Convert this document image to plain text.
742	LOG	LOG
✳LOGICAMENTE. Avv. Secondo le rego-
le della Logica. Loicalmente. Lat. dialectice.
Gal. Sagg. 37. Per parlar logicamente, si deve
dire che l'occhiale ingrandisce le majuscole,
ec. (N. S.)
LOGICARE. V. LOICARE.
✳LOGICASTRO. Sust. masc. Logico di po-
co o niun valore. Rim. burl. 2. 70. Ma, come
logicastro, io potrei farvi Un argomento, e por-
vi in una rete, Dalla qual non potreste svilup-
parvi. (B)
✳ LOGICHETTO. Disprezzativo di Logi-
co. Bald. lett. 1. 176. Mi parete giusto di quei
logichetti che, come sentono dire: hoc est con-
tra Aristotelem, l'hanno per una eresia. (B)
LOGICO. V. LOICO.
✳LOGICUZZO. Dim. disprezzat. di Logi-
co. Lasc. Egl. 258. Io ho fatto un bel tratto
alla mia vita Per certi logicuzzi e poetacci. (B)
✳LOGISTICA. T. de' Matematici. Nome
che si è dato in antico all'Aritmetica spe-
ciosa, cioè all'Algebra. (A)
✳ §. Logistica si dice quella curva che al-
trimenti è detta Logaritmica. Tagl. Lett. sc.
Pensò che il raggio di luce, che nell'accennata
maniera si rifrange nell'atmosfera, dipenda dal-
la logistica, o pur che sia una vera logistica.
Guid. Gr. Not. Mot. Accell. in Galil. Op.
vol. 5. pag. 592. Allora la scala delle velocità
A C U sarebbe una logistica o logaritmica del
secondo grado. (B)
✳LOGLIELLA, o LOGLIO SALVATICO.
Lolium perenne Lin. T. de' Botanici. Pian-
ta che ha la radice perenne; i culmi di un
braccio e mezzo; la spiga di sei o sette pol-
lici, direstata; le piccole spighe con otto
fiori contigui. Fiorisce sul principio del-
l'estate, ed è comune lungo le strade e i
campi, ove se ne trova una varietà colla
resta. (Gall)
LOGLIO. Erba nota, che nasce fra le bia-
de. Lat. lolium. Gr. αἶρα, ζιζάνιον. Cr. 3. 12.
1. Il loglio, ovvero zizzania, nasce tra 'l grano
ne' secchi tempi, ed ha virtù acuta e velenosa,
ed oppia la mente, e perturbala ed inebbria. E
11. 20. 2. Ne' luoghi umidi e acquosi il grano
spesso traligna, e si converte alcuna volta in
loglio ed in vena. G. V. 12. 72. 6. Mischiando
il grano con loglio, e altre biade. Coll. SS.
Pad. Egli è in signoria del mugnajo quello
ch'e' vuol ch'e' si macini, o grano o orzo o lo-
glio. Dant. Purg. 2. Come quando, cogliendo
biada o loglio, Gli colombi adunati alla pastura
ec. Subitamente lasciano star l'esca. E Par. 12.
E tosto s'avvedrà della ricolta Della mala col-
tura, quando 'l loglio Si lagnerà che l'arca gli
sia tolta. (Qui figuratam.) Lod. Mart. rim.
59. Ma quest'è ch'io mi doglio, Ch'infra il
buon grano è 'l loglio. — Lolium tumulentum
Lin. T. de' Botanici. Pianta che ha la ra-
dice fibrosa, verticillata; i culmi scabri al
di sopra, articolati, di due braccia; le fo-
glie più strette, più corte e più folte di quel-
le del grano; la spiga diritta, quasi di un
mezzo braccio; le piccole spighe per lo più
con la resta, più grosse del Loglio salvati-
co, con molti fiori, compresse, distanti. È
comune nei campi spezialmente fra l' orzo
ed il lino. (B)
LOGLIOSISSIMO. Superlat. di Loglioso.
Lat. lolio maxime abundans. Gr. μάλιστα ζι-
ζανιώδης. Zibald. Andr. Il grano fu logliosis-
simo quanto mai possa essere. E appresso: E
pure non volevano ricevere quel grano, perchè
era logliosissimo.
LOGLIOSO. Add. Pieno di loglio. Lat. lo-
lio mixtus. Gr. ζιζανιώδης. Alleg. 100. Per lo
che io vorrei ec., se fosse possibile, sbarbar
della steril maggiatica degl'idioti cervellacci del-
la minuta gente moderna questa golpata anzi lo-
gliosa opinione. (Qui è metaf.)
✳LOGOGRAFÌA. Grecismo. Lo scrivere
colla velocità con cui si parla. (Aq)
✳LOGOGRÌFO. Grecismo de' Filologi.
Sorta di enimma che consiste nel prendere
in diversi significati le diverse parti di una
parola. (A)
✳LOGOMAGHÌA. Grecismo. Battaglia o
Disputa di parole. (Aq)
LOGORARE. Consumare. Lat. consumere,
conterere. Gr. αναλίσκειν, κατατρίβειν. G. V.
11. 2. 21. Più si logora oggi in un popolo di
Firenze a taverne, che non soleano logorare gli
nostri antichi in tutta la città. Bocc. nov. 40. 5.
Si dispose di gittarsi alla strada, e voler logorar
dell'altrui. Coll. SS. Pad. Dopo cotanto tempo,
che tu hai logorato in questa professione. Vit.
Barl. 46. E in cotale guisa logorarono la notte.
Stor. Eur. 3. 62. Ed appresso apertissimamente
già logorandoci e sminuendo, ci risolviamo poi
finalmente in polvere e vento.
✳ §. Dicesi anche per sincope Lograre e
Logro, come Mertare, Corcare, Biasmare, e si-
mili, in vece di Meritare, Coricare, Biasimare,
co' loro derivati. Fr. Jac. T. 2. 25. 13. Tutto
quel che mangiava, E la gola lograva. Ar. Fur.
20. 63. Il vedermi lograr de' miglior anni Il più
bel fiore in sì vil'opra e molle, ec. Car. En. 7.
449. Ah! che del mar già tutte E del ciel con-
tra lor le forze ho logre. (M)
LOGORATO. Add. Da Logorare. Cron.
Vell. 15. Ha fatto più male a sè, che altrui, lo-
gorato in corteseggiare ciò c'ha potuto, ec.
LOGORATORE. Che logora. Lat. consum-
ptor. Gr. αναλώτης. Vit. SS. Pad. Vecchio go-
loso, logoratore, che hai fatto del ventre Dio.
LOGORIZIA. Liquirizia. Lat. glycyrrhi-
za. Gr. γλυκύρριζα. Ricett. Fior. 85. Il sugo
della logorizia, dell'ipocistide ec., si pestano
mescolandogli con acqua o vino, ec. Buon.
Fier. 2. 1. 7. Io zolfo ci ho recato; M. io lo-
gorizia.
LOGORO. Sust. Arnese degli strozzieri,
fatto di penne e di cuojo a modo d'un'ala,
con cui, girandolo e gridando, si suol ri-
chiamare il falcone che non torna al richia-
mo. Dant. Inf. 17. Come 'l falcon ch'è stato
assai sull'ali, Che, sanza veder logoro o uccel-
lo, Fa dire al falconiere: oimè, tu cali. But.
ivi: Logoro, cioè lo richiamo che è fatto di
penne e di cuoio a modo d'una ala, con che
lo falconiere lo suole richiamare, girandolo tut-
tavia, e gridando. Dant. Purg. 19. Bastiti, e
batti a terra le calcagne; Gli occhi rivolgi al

▸ **SET TASK**
Set down the entries above again, word for word.

▸ **ANSWER TO THIS TASK**
Convert this document image to plain text.
742	LOG	LOG
✳LOGICAMENTE. Avv. Secondo le rego-
le della Logica. Loicalmente. Lat. dialectice.
Gal. Sagg. 37. Per parlar logicamente, si deve
dire che l'occhiale ingrandisce le majuscole,
ec. (N. S.)
LOGICARE. V. LOICARE.
✳LOGICASTRO. Sust. masc. Logico di po-
co o niun valore. Rim. burl. 2. 70. Ma, come
logicastro, io potrei farvi Un argomento, e por-
vi in una rete, Dalla qual non potreste svilup-
parvi. (B)
✳ LOGICHETTO. Disprezzativo di Logi-
co. Bald. lett. 1. 176. Mi parete giusto di quei
logichetti che, come sentono dire: hoc est con-
tra Aristotelem, l'hanno per una eresia. (B)
LOGICO. V. LOICO.
✳LOGICUZZO. Dim. disprezzat. di Logi-
co. Lasc. Egl. 258. Io ho fatto un bel tratto
alla mia vita Per certi logicuzzi e poetacci. (B)
✳LOGISTICA. T. de' Matematici. Nome
che si è dato in antico all'Aritmetica spe-
ciosa, cioè all'Algebra. (A)
✳ §. Logistica si dice quella curva che al-
trimenti è detta Logaritmica. Tagl. Lett. sc.
Pensò che il raggio di luce, che nell'accennata
maniera si rifrange nell'atmosfera, dipenda dal-
la logistica, o pur che sia una vera logistica.
Guid. Gr. Not. Mot. Accell. in Galil. Op.
vol. 5. pag. 592. Allora la scala delle velocità
A C U sarebbe una logistica o logaritmica del
secondo grado. (B)
✳LOGLIELLA, o LOGLIO SALVATICO.
Lolium perenne Lin. T. de' Botanici. Pian-
ta che ha la radice perenne; i culmi di un
braccio e mezzo; la spiga di sei o sette pol-
lici, direstata; le piccole spighe con otto
fiori contigui. Fiorisce sul principio del-
l'estate, ed è comune lungo le strade e i
campi, ove se ne trova una varietà colla
resta. (Gall)
LOGLIO. Erba nota, che nasce fra le bia-
de. Lat. lolium. Gr. αἶρα, ζιζάνιον. Cr. 3. 12.
1. Il loglio, ovvero zizzania, nasce tra 'l grano
ne' secchi tempi, ed ha virtù acuta e velenosa,
ed oppia la mente, e perturbala ed inebbria. E
11. 20. 2. Ne' luoghi umidi e acquosi il grano
spesso traligna, e si converte alcuna volta in
loglio ed in vena. G. V. 12. 72. 6. Mischiando
il grano con loglio, e altre biade. Coll. SS.
Pad. Egli è in signoria del mugnajo quello
ch'e' vuol ch'e' si macini, o grano o orzo o lo-
glio. Dant. Purg. 2. Come quando, cogliendo
biada o loglio, Gli colombi adunati alla pastura
ec. Subitamente lasciano star l'esca. E Par. 12.
E tosto s'avvedrà della ricolta Della mala col-
tura, quando 'l loglio Si lagnerà che l'arca gli
sia tolta. (Qui figuratam.) Lod. Mart. rim.
59. Ma quest'è ch'io mi doglio, Ch'infra il
buon grano è 'l loglio. — Lolium tumulentum
Lin. T. de' Botanici. Pianta che ha la ra-
dice fibrosa, verticillata; i culmi scabri al
di sopra, articolati, di due braccia; le fo-
glie più strette, più corte e più folte di quel-
le del grano; la spiga diritta, quasi di un
mezzo braccio; le piccole spighe per lo più
con la resta, più grosse del Loglio salvati-
co, con molti fiori, compresse, distanti. È
comune nei campi spezialmente fra l' orzo
ed il lino. (B)
LOGLIOSISSIMO. Superlat. di Loglioso.
Lat. lolio maxime abundans. Gr. μάλιστα ζι-
ζανιώδης. Zibald. Andr. Il grano fu logliosis-
simo quanto mai possa essere. E appresso: E
pure non volevano ricevere quel grano, perchè
era logliosissimo.
LOGLIOSO. Add. Pieno di loglio. Lat. lo-
lio mixtus. Gr. ζιζανιώδης. Alleg. 100. Per lo
che io vorrei ec., se fosse possibile, sbarbar
della steril maggiatica degl'idioti cervellacci del-
la minuta gente moderna questa golpata anzi lo-
gliosa opinione. (Qui è metaf.)
✳LOGOGRAFÌA. Grecismo. Lo scrivere
colla velocità con cui si parla. (Aq)
✳LOGOGRÌFO. Grecismo de' Filologi.
Sorta di enimma che consiste nel prendere
in diversi significati le diverse parti di una
parola. (A)
✳LOGOMAGHÌA. Grecismo. Battaglia o
Disputa di parole. (Aq)
LOGORARE. Consumare. Lat. consumere,
conterere. Gr. αναλίσκειν, κατατρίβειν. G. V.
11. 2. 21. Più si logora oggi in un popolo di
Firenze a taverne, che non soleano logorare gli
nostri antichi in tutta la città. Bocc. nov. 40. 5.
Si dispose di gittarsi alla strada, e voler logorar
dell'altrui. Coll. SS. Pad. Dopo cotanto tempo,
che tu hai logorato in questa professione. Vit.
Barl. 46. E in cotale guisa logorarono la notte.
Stor. Eur. 3. 62. Ed appresso apertissimamente
già logorandoci e sminuendo, ci risolviamo poi
finalmente in polvere e vento.
✳ §. Dicesi anche per sincope Lograre e
Logro, come Mertare, Corcare, Biasmare, e si-
mili, in vece di Meritare, Coricare, Biasimare,
co' loro derivati. Fr. Jac. T. 2. 25. 13. Tutto
quel che mangiava, E la gola lograva. Ar. Fur.
20. 63. Il vedermi lograr de' miglior anni Il più
bel fiore in sì vil'opra e molle, ec. Car. En. 7.
449. Ah! che del mar già tutte E del ciel con-
tra lor le forze ho logre. (M)
LOGORATO. Add. Da Logorare. Cron.
Vell. 15. Ha fatto più male a sè, che altrui, lo-
gorato in corteseggiare ciò c'ha potuto, ec.
LOGORATORE. Che logora. Lat. consum-
ptor. Gr. αναλώτης. Vit. SS. Pad. Vecchio go-
loso, logoratore, che hai fatto del ventre Dio.
LOGORIZIA. Liquirizia. Lat. glycyrrhi-
za. Gr. γλυκύρριζα. Ricett. Fior. 85. Il sugo
della logorizia, dell'ipocistide ec., si pestano
mescolandogli con acqua o vino, ec. Buon.
Fier. 2. 1. 7. Io zolfo ci ho recato; M. io lo-
gorizia.
LOGORO. Sust. Arnese degli strozzieri,
fatto di penne e di cuojo a modo d'un'ala,
con cui, girandolo e gridando, si suol ri-
chiamare il falcone che non torna al richia-
mo. Dant. Inf. 17. Come 'l falcon ch'è stato
assai sull'ali, Che, sanza veder logoro o uccel-
lo, Fa dire al falconiere: oimè, tu cali. But.
ivi: Logoro, cioè lo richiamo che è fatto di
penne e di cuoio a modo d'una ala, con che
lo falconiere lo suole richiamare, girandolo tut-
tavia, e gridando. Dant. Purg. 19. Bastiti, e
batti a terra le calcagne; Gli occhi rivolgi al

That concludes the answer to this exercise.